Listed records:
::::::::
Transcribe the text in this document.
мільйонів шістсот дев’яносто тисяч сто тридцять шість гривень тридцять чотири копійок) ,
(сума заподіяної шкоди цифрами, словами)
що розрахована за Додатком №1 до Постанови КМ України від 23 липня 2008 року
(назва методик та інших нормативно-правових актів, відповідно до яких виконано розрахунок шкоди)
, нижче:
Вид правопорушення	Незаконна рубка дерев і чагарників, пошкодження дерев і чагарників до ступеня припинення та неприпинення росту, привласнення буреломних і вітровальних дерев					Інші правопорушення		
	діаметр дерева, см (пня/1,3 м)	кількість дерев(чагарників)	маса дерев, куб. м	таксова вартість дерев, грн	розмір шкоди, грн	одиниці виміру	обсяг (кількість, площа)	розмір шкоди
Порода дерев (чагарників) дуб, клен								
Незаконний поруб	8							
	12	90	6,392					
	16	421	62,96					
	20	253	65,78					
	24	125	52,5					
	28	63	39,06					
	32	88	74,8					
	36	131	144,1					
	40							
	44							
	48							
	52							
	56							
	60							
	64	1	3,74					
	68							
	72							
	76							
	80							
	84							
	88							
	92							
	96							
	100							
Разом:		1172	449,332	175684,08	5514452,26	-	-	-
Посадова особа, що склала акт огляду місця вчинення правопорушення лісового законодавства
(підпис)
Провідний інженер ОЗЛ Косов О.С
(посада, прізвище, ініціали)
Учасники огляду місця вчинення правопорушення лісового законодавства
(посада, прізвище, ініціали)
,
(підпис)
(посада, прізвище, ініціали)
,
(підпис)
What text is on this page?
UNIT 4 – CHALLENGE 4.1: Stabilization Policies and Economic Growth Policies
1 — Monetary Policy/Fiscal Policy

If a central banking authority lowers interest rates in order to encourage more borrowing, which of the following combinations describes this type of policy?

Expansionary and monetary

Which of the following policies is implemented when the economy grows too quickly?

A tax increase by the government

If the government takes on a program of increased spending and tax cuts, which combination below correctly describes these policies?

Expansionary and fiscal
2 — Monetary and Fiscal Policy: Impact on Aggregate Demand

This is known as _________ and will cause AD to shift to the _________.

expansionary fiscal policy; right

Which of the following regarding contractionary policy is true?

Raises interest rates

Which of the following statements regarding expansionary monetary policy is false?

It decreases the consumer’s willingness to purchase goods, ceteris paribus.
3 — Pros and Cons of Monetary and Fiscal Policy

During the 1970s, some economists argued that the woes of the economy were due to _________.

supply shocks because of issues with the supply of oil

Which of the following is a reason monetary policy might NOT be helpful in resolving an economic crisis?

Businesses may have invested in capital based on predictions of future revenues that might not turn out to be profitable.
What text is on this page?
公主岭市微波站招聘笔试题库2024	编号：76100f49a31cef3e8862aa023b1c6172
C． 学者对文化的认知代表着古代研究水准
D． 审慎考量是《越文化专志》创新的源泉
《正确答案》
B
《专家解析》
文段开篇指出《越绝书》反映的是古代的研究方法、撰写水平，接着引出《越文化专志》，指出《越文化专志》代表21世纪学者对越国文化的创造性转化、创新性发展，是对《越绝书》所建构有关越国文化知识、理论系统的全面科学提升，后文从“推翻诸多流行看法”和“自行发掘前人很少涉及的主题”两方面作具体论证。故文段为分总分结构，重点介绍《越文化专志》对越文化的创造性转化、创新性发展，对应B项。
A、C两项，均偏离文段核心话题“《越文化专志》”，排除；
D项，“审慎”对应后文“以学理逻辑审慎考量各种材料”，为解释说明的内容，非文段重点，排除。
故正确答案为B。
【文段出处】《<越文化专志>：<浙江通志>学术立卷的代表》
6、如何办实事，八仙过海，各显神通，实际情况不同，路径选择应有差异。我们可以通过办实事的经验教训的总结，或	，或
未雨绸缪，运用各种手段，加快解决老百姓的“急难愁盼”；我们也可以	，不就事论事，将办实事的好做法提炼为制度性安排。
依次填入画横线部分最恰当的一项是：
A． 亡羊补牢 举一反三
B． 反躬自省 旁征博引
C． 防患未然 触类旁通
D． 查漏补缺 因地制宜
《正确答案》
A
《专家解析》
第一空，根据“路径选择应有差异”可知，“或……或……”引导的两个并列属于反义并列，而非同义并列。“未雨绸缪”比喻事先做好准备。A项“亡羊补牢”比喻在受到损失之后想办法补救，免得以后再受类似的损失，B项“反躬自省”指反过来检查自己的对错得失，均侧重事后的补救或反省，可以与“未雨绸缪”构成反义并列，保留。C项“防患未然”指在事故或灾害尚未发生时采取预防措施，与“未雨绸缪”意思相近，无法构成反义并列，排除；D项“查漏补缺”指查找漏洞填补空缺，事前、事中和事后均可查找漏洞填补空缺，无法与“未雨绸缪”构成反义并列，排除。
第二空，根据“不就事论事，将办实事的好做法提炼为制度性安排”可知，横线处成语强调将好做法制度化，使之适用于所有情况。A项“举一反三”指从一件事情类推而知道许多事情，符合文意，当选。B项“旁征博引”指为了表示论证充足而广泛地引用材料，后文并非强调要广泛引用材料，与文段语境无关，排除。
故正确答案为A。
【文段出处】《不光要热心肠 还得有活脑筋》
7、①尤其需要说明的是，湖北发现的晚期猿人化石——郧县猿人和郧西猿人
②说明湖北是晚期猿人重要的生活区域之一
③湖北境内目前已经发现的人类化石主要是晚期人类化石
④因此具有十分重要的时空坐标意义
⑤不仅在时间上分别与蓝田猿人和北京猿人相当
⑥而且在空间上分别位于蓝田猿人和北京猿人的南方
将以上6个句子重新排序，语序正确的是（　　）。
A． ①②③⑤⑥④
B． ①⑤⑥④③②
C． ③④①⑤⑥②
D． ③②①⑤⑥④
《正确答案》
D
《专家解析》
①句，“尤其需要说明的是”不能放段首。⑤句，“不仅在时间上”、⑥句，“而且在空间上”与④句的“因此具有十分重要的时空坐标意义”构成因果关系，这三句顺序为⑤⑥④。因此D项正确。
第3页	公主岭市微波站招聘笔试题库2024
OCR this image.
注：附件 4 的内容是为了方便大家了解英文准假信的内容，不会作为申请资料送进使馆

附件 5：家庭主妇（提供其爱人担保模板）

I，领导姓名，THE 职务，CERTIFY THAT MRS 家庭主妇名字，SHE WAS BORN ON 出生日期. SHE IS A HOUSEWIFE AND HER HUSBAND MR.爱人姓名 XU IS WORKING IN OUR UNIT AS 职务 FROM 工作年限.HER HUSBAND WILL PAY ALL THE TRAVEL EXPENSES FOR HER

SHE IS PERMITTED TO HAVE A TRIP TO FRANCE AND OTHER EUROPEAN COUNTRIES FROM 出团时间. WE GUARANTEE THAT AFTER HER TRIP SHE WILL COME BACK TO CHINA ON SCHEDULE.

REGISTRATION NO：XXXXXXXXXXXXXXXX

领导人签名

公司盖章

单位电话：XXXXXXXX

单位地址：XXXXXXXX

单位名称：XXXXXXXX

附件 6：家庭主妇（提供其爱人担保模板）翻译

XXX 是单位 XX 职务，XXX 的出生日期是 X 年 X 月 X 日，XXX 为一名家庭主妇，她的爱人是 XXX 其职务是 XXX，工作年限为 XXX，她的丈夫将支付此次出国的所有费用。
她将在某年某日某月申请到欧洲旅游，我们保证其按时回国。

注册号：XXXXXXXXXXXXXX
::::::::
Write out the listing once more, matching it exactly.

The solution:
Transcribe the text in this document.
мільйонів шістсот дев’яносто тисяч сто тридцять шість гривень тридцять чотири копійок) ,
(сума заподіяної шкоди цифрами, словами)
що розрахована за Додатком №1 до Постанови КМ України від 23 липня 2008 року
(назва методик та інших нормативно-правових актів, відповідно до яких виконано розрахунок шкоди)
, нижче:
Вид правопорушення	Незаконна рубка дерев і чагарників, пошкодження дерев і чагарників до ступеня припинення та неприпинення росту, привласнення буреломних і вітровальних дерев					Інші правопорушення		
	діаметр дерева, см (пня/1,3 м)	кількість дерев(чагарників)	маса дерев, куб. м	таксова вартість дерев, грн	розмір шкоди, грн	одиниці виміру	обсяг (кількість, площа)	розмір шкоди
Порода дерев (чагарників) дуб, клен								
Незаконний поруб	8							
	12	90	6,392					
	16	421	62,96					
	20	253	65,78					
	24	125	52,5					
	28	63	39,06					
	32	88	74,8					
	36	131	144,1					
	40							
	44							
	48							
	52							
	56							
	60							
	64	1	3,74					
	68							
	72							
	76							
	80							
	84							
	88							
	92							
	96							
	100							
Разом:		1172	449,332	175684,08	5514452,26	-	-	-
Посадова особа, що склала акт огляду місця вчинення правопорушення лісового законодавства
(підпис)
Провідний інженер ОЗЛ Косов О.С
(посада, прізвище, ініціали)
Учасники огляду місця вчинення правопорушення лісового законодавства
(посада, прізвище, ініціали)
,
(підпис)
(посада, прізвище, ініціали)
,
(підпис)
What text is on this page?
UNIT 4 – CHALLENGE 4.1: Stabilization Policies and Economic Growth Policies
1 — Monetary Policy/Fiscal Policy

If a central banking authority lowers interest rates in order to encourage more borrowing, which of the following combinations describes this type of policy?

Expansionary and monetary

Which of the following policies is implemented when the economy grows too quickly?

A tax increase by the government

If the government takes on a program of increased spending and tax cuts, which combination below correctly describes these policies?

Expansionary and fiscal
2 — Monetary and Fiscal Policy: Impact on Aggregate Demand

This is known as _________ and will cause AD to shift to the _________.

expansionary fiscal policy; right

Which of the following regarding contractionary policy is true?

Raises interest rates

Which of the following statements regarding expansionary monetary policy is false?

It decreases the consumer’s willingness to purchase goods, ceteris paribus.
3 — Pros and Cons of Monetary and Fiscal Policy

During the 1970s, some economists argued that the woes of the economy were due to _________.

supply shocks because of issues with the supply of oil

Which of the following is a reason monetary policy might NOT be helpful in resolving an economic crisis?

Businesses may have invested in capital based on predictions of future revenues that might not turn out to be profitable.
What text is on this page?
公主岭市微波站招聘笔试题库2024	编号：76100f49a31cef3e8862aa023b1c6172
C． 学者对文化的认知代表着古代研究水准
D． 审慎考量是《越文化专志》创新的源泉
《正确答案》
B
《专家解析》
文段开篇指出《越绝书》反映的是古代的研究方法、撰写水平，接着引出《越文化专志》，指出《越文化专志》代表21世纪学者对越国文化的创造性转化、创新性发展，是对《越绝书》所建构有关越国文化知识、理论系统的全面科学提升，后文从“推翻诸多流行看法”和“自行发掘前人很少涉及的主题”两方面作具体论证。故文段为分总分结构，重点介绍《越文化专志》对越文化的创造性转化、创新性发展，对应B项。
A、C两项，均偏离文段核心话题“《越文化专志》”，排除；
D项，“审慎”对应后文“以学理逻辑审慎考量各种材料”，为解释说明的内容，非文段重点，排除。
故正确答案为B。
【文段出处】《<越文化专志>：<浙江通志>学术立卷的代表》
6、如何办实事，八仙过海，各显神通，实际情况不同，路径选择应有差异。我们可以通过办实事的经验教训的总结，或	，或
未雨绸缪，运用各种手段，加快解决老百姓的“急难愁盼”；我们也可以	，不就事论事，将办实事的好做法提炼为制度性安排。
依次填入画横线部分最恰当的一项是：
A． 亡羊补牢 举一反三
B． 反躬自省 旁征博引
C． 防患未然 触类旁通
D． 查漏补缺 因地制宜
《正确答案》
A
《专家解析》
第一空，根据“路径选择应有差异”可知，“或……或……”引导的两个并列属于反义并列，而非同义并列。“未雨绸缪”比喻事先做好准备。A项“亡羊补牢”比喻在受到损失之后想办法补救，免得以后再受类似的损失，B项“反躬自省”指反过来检查自己的对错得失，均侧重事后的补救或反省，可以与“未雨绸缪”构成反义并列，保留。C项“防患未然”指在事故或灾害尚未发生时采取预防措施，与“未雨绸缪”意思相近，无法构成反义并列，排除；D项“查漏补缺”指查找漏洞填补空缺，事前、事中和事后均可查找漏洞填补空缺，无法与“未雨绸缪”构成反义并列，排除。
第二空，根据“不就事论事，将办实事的好做法提炼为制度性安排”可知，横线处成语强调将好做法制度化，使之适用于所有情况。A项“举一反三”指从一件事情类推而知道许多事情，符合文意，当选。B项“旁征博引”指为了表示论证充足而广泛地引用材料，后文并非强调要广泛引用材料，与文段语境无关，排除。
故正确答案为A。
【文段出处】《不光要热心肠 还得有活脑筋》
7、①尤其需要说明的是，湖北发现的晚期猿人化石——郧县猿人和郧西猿人
②说明湖北是晚期猿人重要的生活区域之一
③湖北境内目前已经发现的人类化石主要是晚期人类化石
④因此具有十分重要的时空坐标意义
⑤不仅在时间上分别与蓝田猿人和北京猿人相当
⑥而且在空间上分别位于蓝田猿人和北京猿人的南方
将以上6个句子重新排序，语序正确的是（　　）。
A． ①②③⑤⑥④
B． ①⑤⑥④③②
C． ③④①⑤⑥②
D． ③②①⑤⑥④
《正确答案》
D
《专家解析》
①句，“尤其需要说明的是”不能放段首。⑤句，“不仅在时间上”、⑥句，“而且在空间上”与④句的“因此具有十分重要的时空坐标意义”构成因果关系，这三句顺序为⑤⑥④。因此D项正确。
第3页	公主岭市微波站招聘笔试题库2024
OCR this image.
注：附件 4 的内容是为了方便大家了解英文准假信的内容，不会作为申请资料送进使馆

附件 5：家庭主妇（提供其爱人担保模板）

I，领导姓名，THE 职务，CERTIFY THAT MRS 家庭主妇名字，SHE WAS BORN ON 出生日期. SHE IS A HOUSEWIFE AND HER HUSBAND MR.爱人姓名 XU IS WORKING IN OUR UNIT AS 职务 FROM 工作年限.HER HUSBAND WILL PAY ALL THE TRAVEL EXPENSES FOR HER

SHE IS PERMITTED TO HAVE A TRIP TO FRANCE AND OTHER EUROPEAN COUNTRIES FROM 出团时间. WE GUARANTEE THAT AFTER HER TRIP SHE WILL COME BACK TO CHINA ON SCHEDULE.

REGISTRATION NO：XXXXXXXXXXXXXXXX

领导人签名

公司盖章

单位电话：XXXXXXXX

单位地址：XXXXXXXX

单位名称：XXXXXXXX

附件 6：家庭主妇（提供其爱人担保模板）翻译

XXX 是单位 XX 职务，XXX 的出生日期是 X 年 X 月 X 日，XXX 为一名家庭主妇，她的爱人是 XXX 其职务是 XXX，工作年限为 XXX，她的丈夫将支付此次出国的所有费用。
她将在某年某日某月申请到欧洲旅游，我们保证其按时回国。

注册号：XXXXXXXXXXXXXX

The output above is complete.